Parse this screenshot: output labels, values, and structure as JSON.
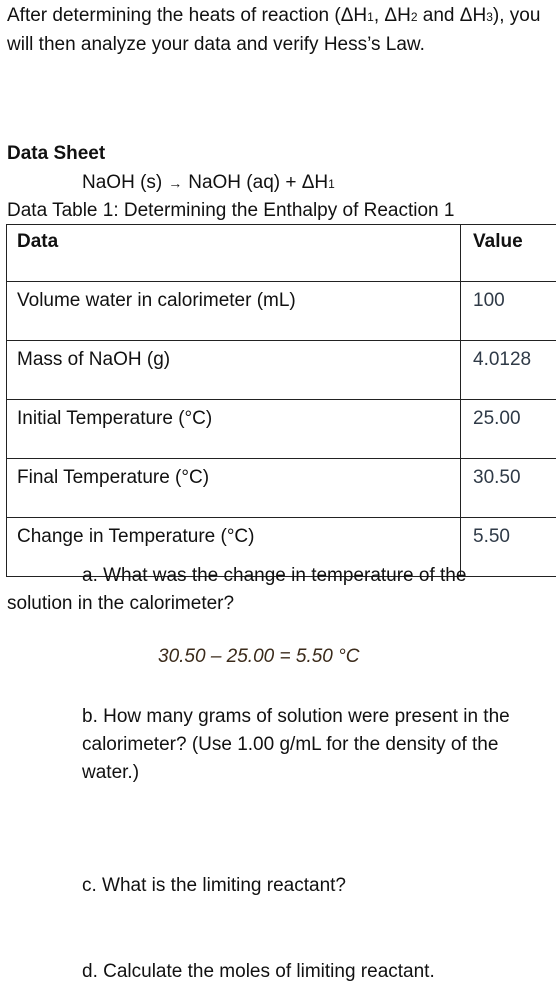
{
  "intro": {
    "part1": "After determining the heats of reaction (ΔH",
    "sub1": "1",
    "part2": ", ΔH",
    "sub2": "2",
    "part3": " and ΔH",
    "sub3": "3",
    "part4": "), you will then analyze your data and verify Hess’s Law."
  },
  "section_title": "Data Sheet",
  "equation": {
    "left": "NaOH (s)",
    "arrow": "→",
    "right": "NaOH (aq) + ΔH",
    "sub": "1"
  },
  "table_caption": "Data Table 1:  Determining the Enthalpy of Reaction 1",
  "table": {
    "headers": [
      "Data",
      "Value"
    ],
    "rows": [
      {
        "label": "Volume water in calorimeter (mL)",
        "value": "100"
      },
      {
        "label": "Mass of NaOH (g)",
        "value": "4.0128"
      },
      {
        "label": "Initial Temperature (°C)",
        "value": "25.00"
      },
      {
        "label": "Final Temperature (°C)",
        "value": "30.50"
      },
      {
        "label": "Change in Temperature (°C)",
        "value": "5.50"
      }
    ]
  },
  "questions": {
    "a_line1": "a. What was the change in temperature of the",
    "a_line2": "solution in the calorimeter?",
    "a_answer": "30.50 – 25.00 = 5.50 °C",
    "b": "b. How many grams of solution were present in the calorimeter? (Use 1.00 g/mL for the density of the water.)",
    "c": "c. What is the limiting reactant?",
    "d": "d. Calculate the moles of limiting reactant."
  }
}
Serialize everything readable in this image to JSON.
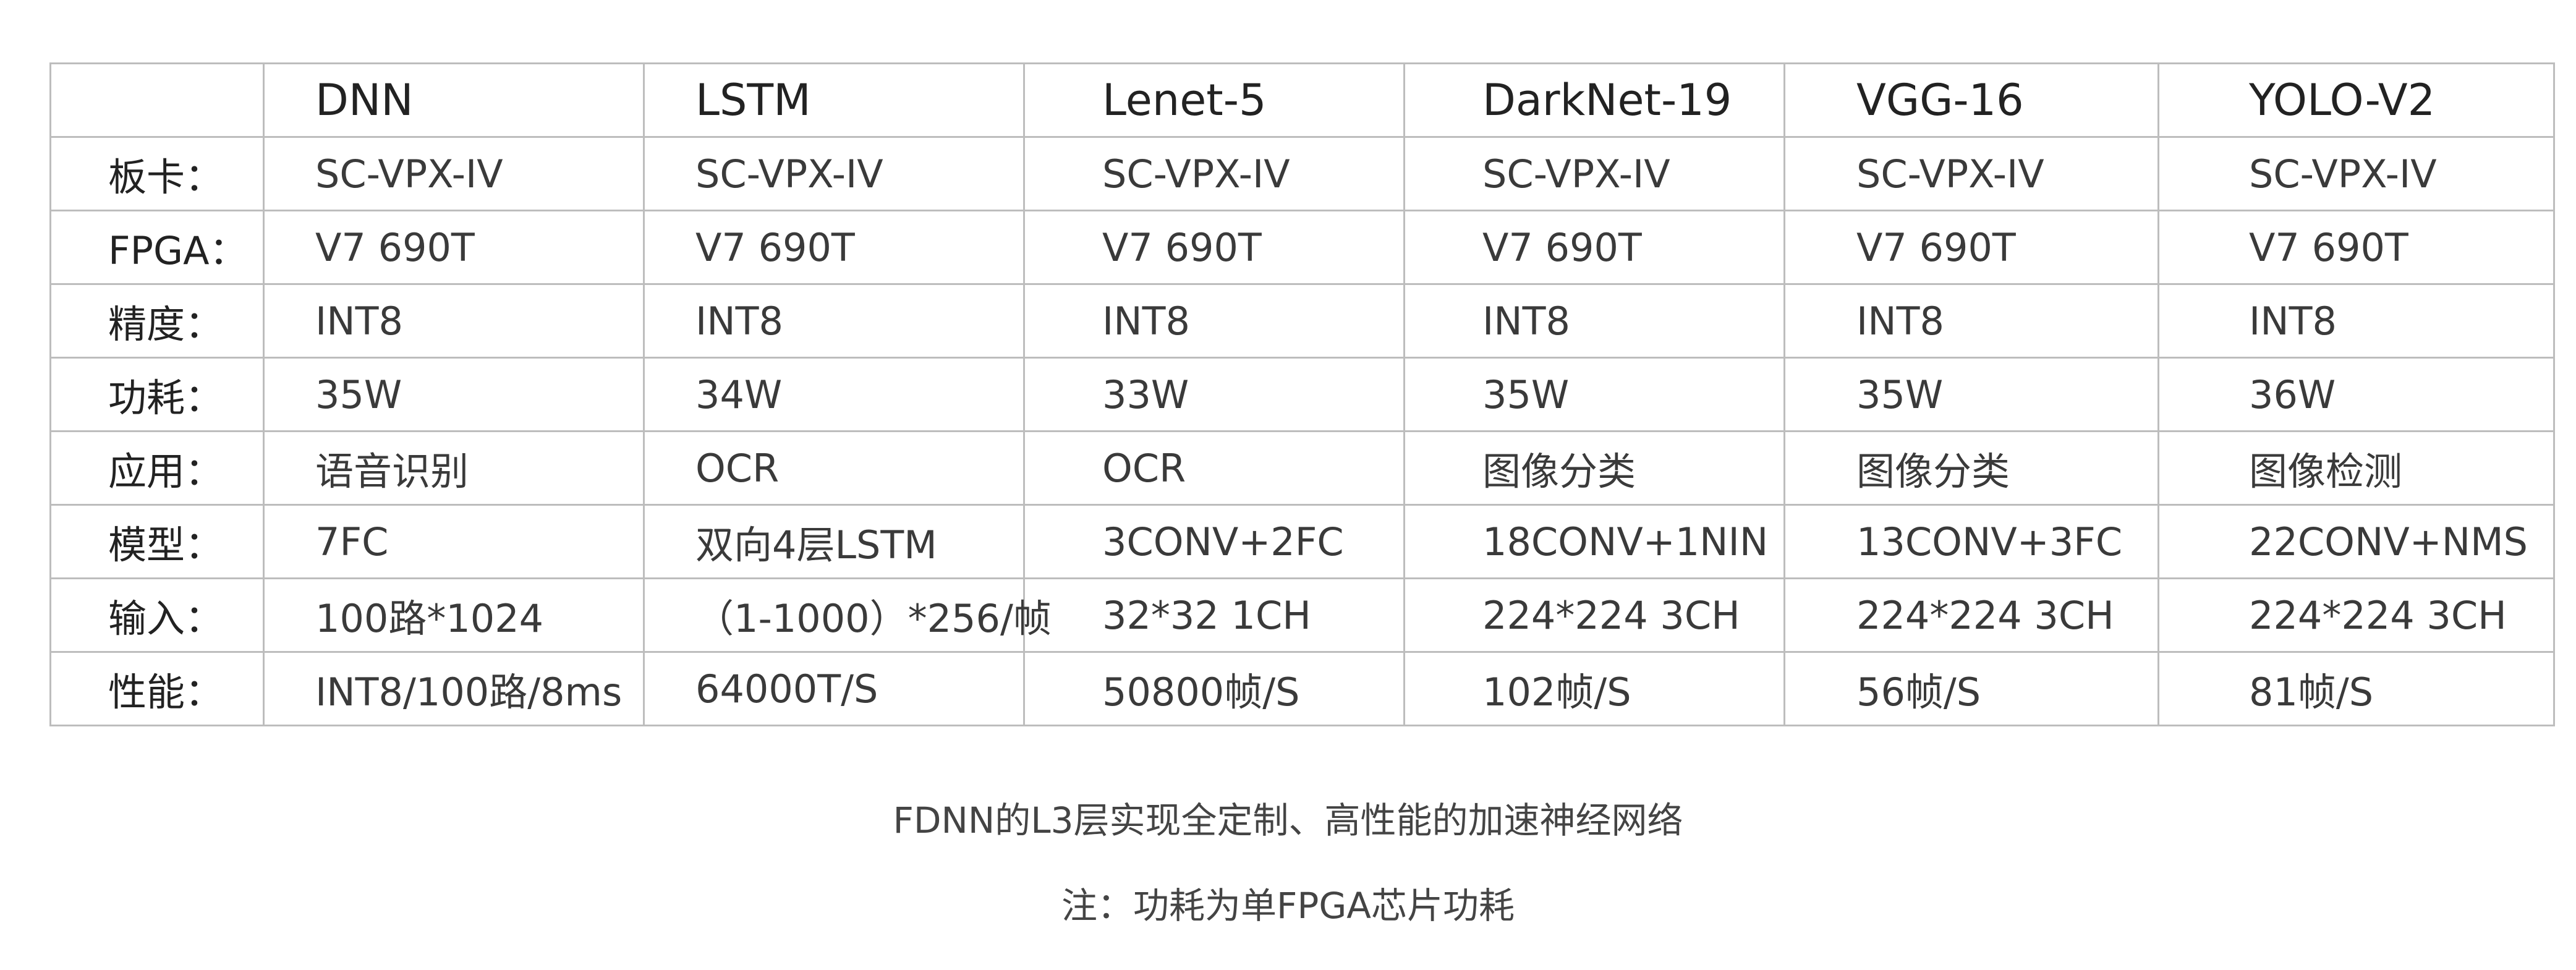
{
  "table": {
    "columns": [
      "",
      "DNN",
      "LSTM",
      "Lenet-5",
      "DarkNet-19",
      "VGG-16",
      "YOLO-V2"
    ],
    "rows": [
      {
        "label": "板卡：",
        "cells": [
          "SC-VPX-IV",
          "SC-VPX-IV",
          "SC-VPX-IV",
          "SC-VPX-IV",
          "SC-VPX-IV",
          "SC-VPX-IV"
        ]
      },
      {
        "label": "FPGA：",
        "cells": [
          "V7 690T",
          "V7 690T",
          "V7 690T",
          "V7 690T",
          "V7 690T",
          "V7 690T"
        ]
      },
      {
        "label": "精度：",
        "cells": [
          "INT8",
          "INT8",
          "INT8",
          "INT8",
          "INT8",
          "INT8"
        ]
      },
      {
        "label": "功耗：",
        "cells": [
          "35W",
          "34W",
          "33W",
          "35W",
          "35W",
          "36W"
        ]
      },
      {
        "label": "应用：",
        "cells": [
          "语音识别",
          "OCR",
          "OCR",
          "图像分类",
          "图像分类",
          "图像检测"
        ]
      },
      {
        "label": "模型：",
        "cells": [
          "7FC",
          "双向4层LSTM",
          "3CONV+2FC",
          "18CONV+1NIN",
          "13CONV+3FC",
          "22CONV+NMS"
        ]
      },
      {
        "label": "输入：",
        "cells": [
          "100路*1024",
          "（1-1000）*256/帧",
          "32*32 1CH",
          "224*224 3CH",
          "224*224 3CH",
          "224*224 3CH"
        ]
      },
      {
        "label": "性能：",
        "cells": [
          "INT8/100路/8ms",
          "64000T/S",
          "50800帧/S",
          "102帧/S",
          "56帧/S",
          "81帧/S"
        ]
      }
    ]
  },
  "caption": "FDNN的L3层实现全定制、高性能的加速神经网络",
  "note": "注：功耗为单FPGA芯片功耗"
}
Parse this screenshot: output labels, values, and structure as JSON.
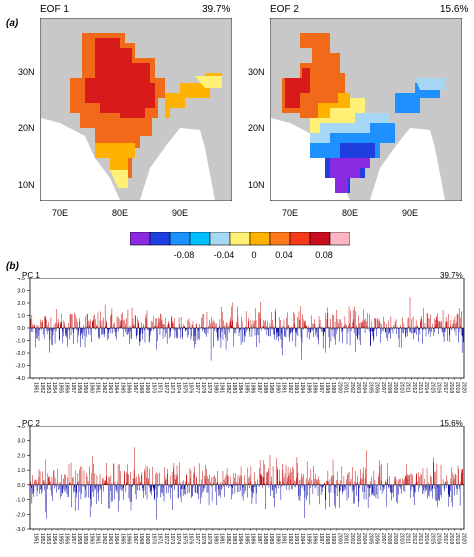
{
  "panel_a": {
    "letter": "(a)",
    "maps": [
      {
        "title": "EOF 1",
        "variance": "39.7%"
      },
      {
        "title": "EOF 2",
        "variance": "15.6%"
      }
    ],
    "lat_ticks": [
      "30N",
      "20N",
      "10N"
    ],
    "lon_ticks": [
      "70E",
      "80E",
      "90E"
    ],
    "colorbar": {
      "colors": [
        "#8a2be2",
        "#1f3ee0",
        "#1e90ff",
        "#00bfff",
        "#a6d8f5",
        "#fff176",
        "#ffb300",
        "#ff7a1a",
        "#f53a1b",
        "#c80e1e",
        "#ffb6c1"
      ],
      "labels": [
        "-0.08",
        "-0.04",
        "0",
        "0.04",
        "0.08"
      ]
    }
  },
  "panel_b": {
    "letter": "(b)",
    "colors": {
      "positive": "#c81010",
      "negative": "#1010a8"
    }
  },
  "chart_data": [
    {
      "type": "bar",
      "title": "PC 1",
      "variance": "39.7%",
      "ylim": [
        -4.0,
        4.0
      ],
      "yticks": [
        "4.0",
        "3.0",
        "2.0",
        "1.0",
        "0.0",
        "-1.0",
        "-2.0",
        "-3.0",
        "-4.0"
      ],
      "x_years": [
        "1951",
        "1952",
        "1953",
        "1954",
        "1955",
        "1956",
        "1957",
        "1958",
        "1959",
        "1960",
        "1961",
        "1962",
        "1963",
        "1964",
        "1965",
        "1966",
        "1967",
        "1968",
        "1969",
        "1970",
        "1971",
        "1972",
        "1973",
        "1974",
        "1975",
        "1976",
        "1977",
        "1978",
        "1979",
        "1980",
        "1981",
        "1982",
        "1983",
        "1984",
        "1985",
        "1986",
        "1987",
        "1988",
        "1989",
        "1990",
        "1991",
        "1992",
        "1993",
        "1994",
        "1995",
        "1996",
        "1997",
        "1998",
        "1999",
        "2000",
        "2001",
        "2002",
        "2003",
        "2004",
        "2005",
        "2006",
        "2007",
        "2008",
        "2009",
        "2010",
        "2011",
        "2012",
        "2013",
        "2014",
        "2015",
        "2016",
        "2017",
        "2018",
        "2019",
        "2020"
      ],
      "ylabel": "",
      "grid": false,
      "values_approx_peaks": {
        "max": 2.7,
        "min": -3.9
      }
    },
    {
      "type": "bar",
      "title": "PC 2",
      "variance": "15.6%",
      "ylim": [
        -3.0,
        4.0
      ],
      "yticks": [
        "4.0",
        "3.0",
        "2.0",
        "1.0",
        "0.0",
        "-1.0",
        "-2.0",
        "-3.0"
      ],
      "x_years": [
        "1951",
        "1952",
        "1953",
        "1954",
        "1955",
        "1956",
        "1957",
        "1958",
        "1959",
        "1960",
        "1961",
        "1962",
        "1963",
        "1964",
        "1965",
        "1966",
        "1967",
        "1968",
        "1969",
        "1970",
        "1971",
        "1972",
        "1973",
        "1974",
        "1975",
        "1976",
        "1977",
        "1978",
        "1979",
        "1980",
        "1981",
        "1982",
        "1983",
        "1984",
        "1985",
        "1986",
        "1987",
        "1988",
        "1989",
        "1990",
        "1991",
        "1992",
        "1993",
        "1994",
        "1995",
        "1996",
        "1997",
        "1998",
        "1999",
        "2000",
        "2001",
        "2002",
        "2003",
        "2004",
        "2005",
        "2006",
        "2007",
        "2008",
        "2009",
        "2010",
        "2011",
        "2012",
        "2013",
        "2014",
        "2015",
        "2016",
        "2017",
        "2018",
        "2019",
        "2020"
      ],
      "ylabel": "",
      "grid": false,
      "values_approx_peaks": {
        "max": 3.5,
        "min": -2.6
      }
    }
  ]
}
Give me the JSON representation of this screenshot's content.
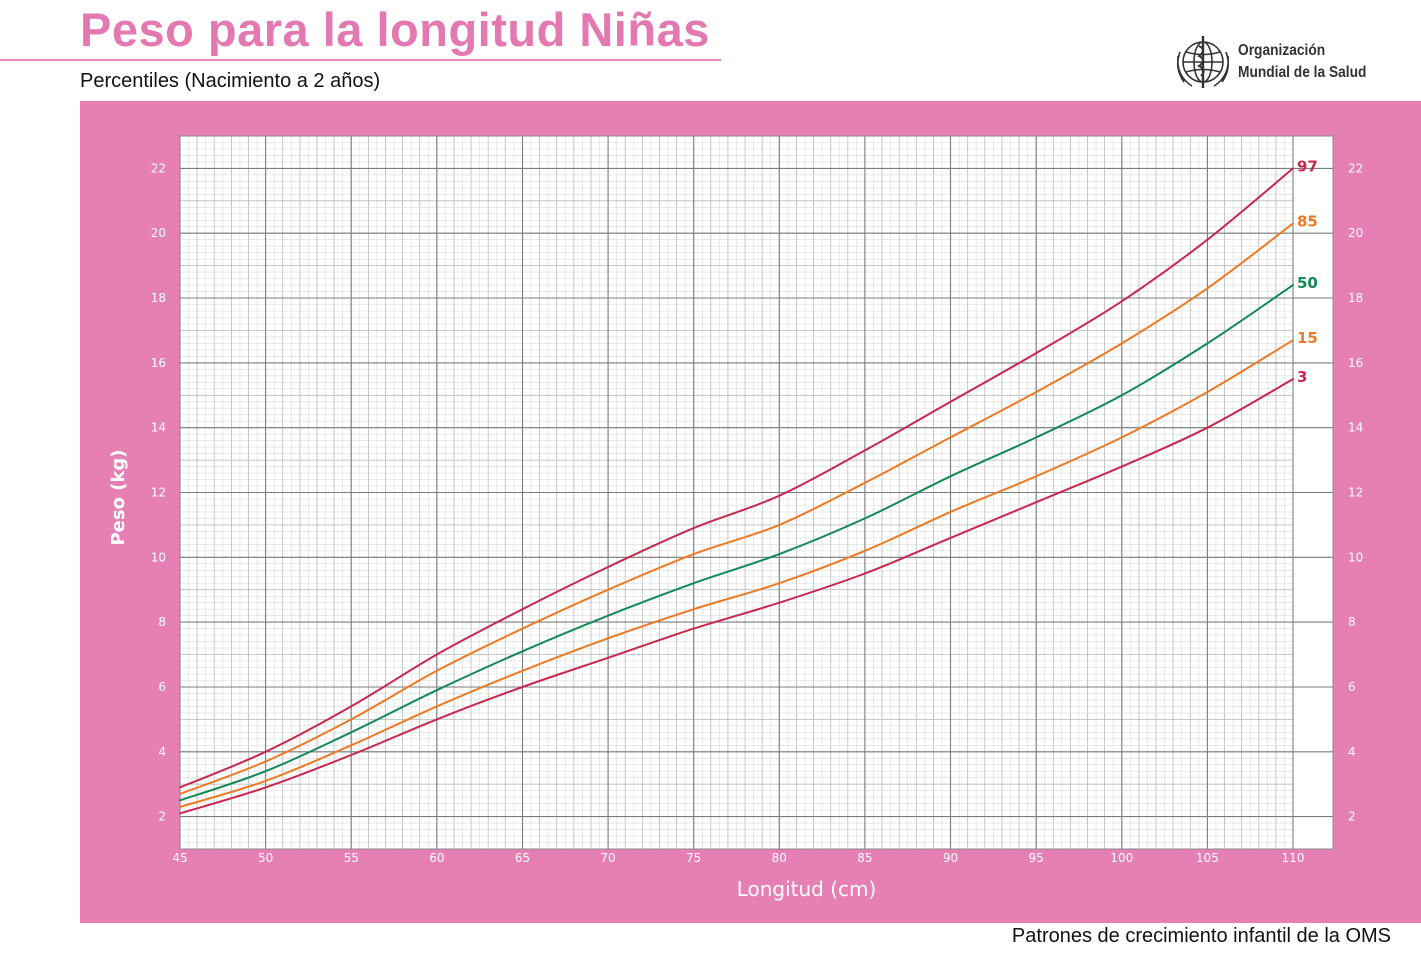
{
  "header": {
    "title": "Peso para la longitud Niñas",
    "subtitle": "Percentiles (Nacimiento a 2 años)"
  },
  "logo": {
    "name": "who-emblem-icon",
    "line1": "Organización",
    "line2": "Mundial de la Salud"
  },
  "footer": {
    "text": "Patrones de crecimiento infantil de la OMS"
  },
  "colors": {
    "panel": "#e67fb4",
    "title": "#e479b2",
    "p97": "#c8284f",
    "p85": "#ec7a25",
    "p50": "#138a56",
    "p15": "#ec7a25",
    "p3": "#c8284f"
  },
  "chart_data": {
    "type": "line",
    "title": "Peso para la longitud Niñas",
    "xlabel": "Longitud (cm)",
    "ylabel": "Peso (kg)",
    "xlim": [
      45,
      110
    ],
    "ylim": [
      1,
      23
    ],
    "xticks": [
      45,
      50,
      55,
      60,
      65,
      70,
      75,
      80,
      85,
      90,
      95,
      100,
      105,
      110
    ],
    "yticks": [
      2,
      4,
      6,
      8,
      10,
      12,
      14,
      16,
      18,
      20,
      22
    ],
    "grid": true,
    "x": [
      45,
      50,
      55,
      60,
      65,
      70,
      75,
      80,
      85,
      90,
      95,
      100,
      105,
      110
    ],
    "series": [
      {
        "name": "97",
        "color": "#c8284f",
        "values": [
          2.9,
          4.0,
          5.4,
          7.0,
          8.4,
          9.7,
          10.9,
          11.9,
          13.3,
          14.8,
          16.3,
          17.9,
          19.8,
          22.0
        ]
      },
      {
        "name": "85",
        "color": "#ec7a25",
        "values": [
          2.7,
          3.7,
          5.0,
          6.5,
          7.8,
          9.0,
          10.1,
          11.0,
          12.3,
          13.7,
          15.1,
          16.6,
          18.3,
          20.3
        ]
      },
      {
        "name": "50",
        "color": "#138a56",
        "values": [
          2.5,
          3.4,
          4.6,
          5.9,
          7.1,
          8.2,
          9.2,
          10.1,
          11.2,
          12.5,
          13.7,
          15.0,
          16.6,
          18.4
        ]
      },
      {
        "name": "15",
        "color": "#ec7a25",
        "values": [
          2.3,
          3.1,
          4.2,
          5.4,
          6.5,
          7.5,
          8.4,
          9.2,
          10.2,
          11.4,
          12.5,
          13.7,
          15.1,
          16.7
        ]
      },
      {
        "name": "3",
        "color": "#c8284f",
        "values": [
          2.1,
          2.9,
          3.9,
          5.0,
          6.0,
          6.9,
          7.8,
          8.6,
          9.5,
          10.6,
          11.7,
          12.8,
          14.0,
          15.5
        ]
      }
    ]
  }
}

◇ ◇ ◇ ◇ ◇ ◇ ◇

▶ Exercise description
Where a line in the material above holds "What", copy that line.

▶ Solution to the problem
    "a_line1": "a. What was the change in temperature of the",
    "c": "c. What is the limiting reactant?",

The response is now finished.